• [Task prompt]: Only the pictures are to be left out; set down the rest of the records exactly.

• [Source material]:
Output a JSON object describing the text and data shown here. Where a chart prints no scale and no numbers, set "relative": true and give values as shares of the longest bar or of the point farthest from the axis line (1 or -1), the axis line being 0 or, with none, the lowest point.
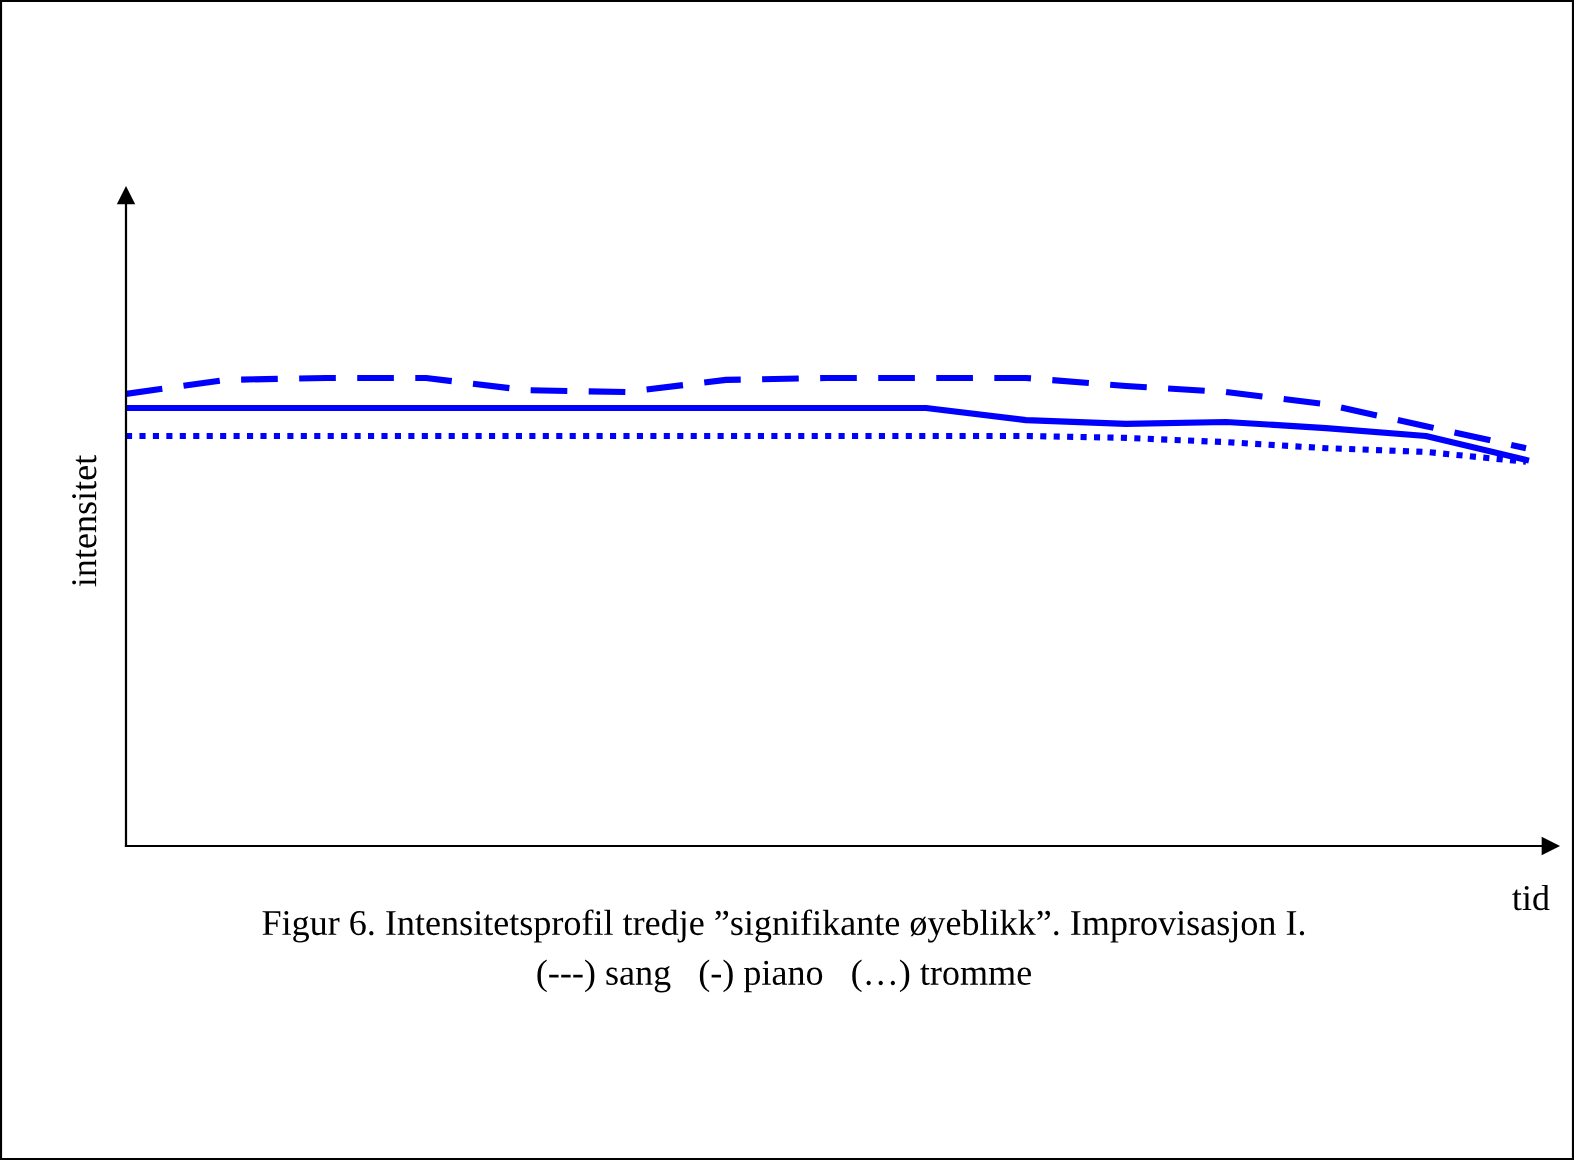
{
  "chart_data": {
    "type": "line",
    "relative": true,
    "xlabel": "tid",
    "ylabel": "intensitet",
    "categories": [
      null,
      null,
      null,
      null,
      null,
      null,
      null,
      null,
      null,
      null,
      null,
      null,
      null,
      null,
      null
    ],
    "series": [
      {
        "color": "#0000ff",
        "line_style": "dashed",
        "values": [
          0.966,
          0.996,
          1,
          1,
          0.974,
          0.97,
          0.996,
          1,
          1,
          1,
          0.983,
          0.97,
          0.944,
          0.897,
          0.85
        ]
      },
      {
        "color": "#0000ff",
        "line_style": "solid",
        "values": [
          0.936,
          0.936,
          0.936,
          0.936,
          0.936,
          0.936,
          0.936,
          0.936,
          0.936,
          0.91,
          0.902,
          0.906,
          0.893,
          0.876,
          0.825
        ]
      },
      {
        "color": "#0000ff",
        "line_style": "dotted",
        "values": [
          0.876,
          0.876,
          0.876,
          0.876,
          0.876,
          0.876,
          0.876,
          0.876,
          0.876,
          0.876,
          0.872,
          0.863,
          0.85,
          0.842,
          0.821
        ]
      }
    ],
    "annotations": [
      "Figur 6. Intensitetsprofil tredje ”signifikante øyeblikk”. Improvisasjon I.",
      "(---) sang   (-) piano   (…) tromme"
    ]
  }
}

• [Task output]:
Output a JSON object describing the text and data shown here. Where a chart prints no scale and no numbers, set "relative": true and give values as shares of the longest bar or of the point farthest from the axis line (1 or -1), the axis line being 0 or, with none, the lowest point.
{
  "chart_data": {
    "type": "line",
    "relative": true,
    "xlabel": "tid",
    "ylabel": "intensitet",
    "categories": [
      null,
      null,
      null,
      null,
      null,
      null,
      null,
      null,
      null,
      null,
      null,
      null,
      null,
      null,
      null
    ],
    "series": [
      {
        "color": "#0000ff",
        "line_style": "dashed",
        "values": [
          0.966,
          0.996,
          1,
          1,
          0.974,
          0.97,
          0.996,
          1,
          1,
          1,
          0.983,
          0.97,
          0.944,
          0.897,
          0.85
        ]
      },
      {
        "color": "#0000ff",
        "line_style": "solid",
        "values": [
          0.936,
          0.936,
          0.936,
          0.936,
          0.936,
          0.936,
          0.936,
          0.936,
          0.936,
          0.91,
          0.902,
          0.906,
          0.893,
          0.876,
          0.825
        ]
      },
      {
        "color": "#0000ff",
        "line_style": "dotted",
        "values": [
          0.876,
          0.876,
          0.876,
          0.876,
          0.876,
          0.876,
          0.876,
          0.876,
          0.876,
          0.876,
          0.872,
          0.863,
          0.85,
          0.842,
          0.821
        ]
      }
    ],
    "annotations": [
      "Figur 6. Intensitetsprofil tredje ”signifikante øyeblikk”. Improvisasjon I.",
      "(---) sang   (-) piano   (…) tromme"
    ]
  }
}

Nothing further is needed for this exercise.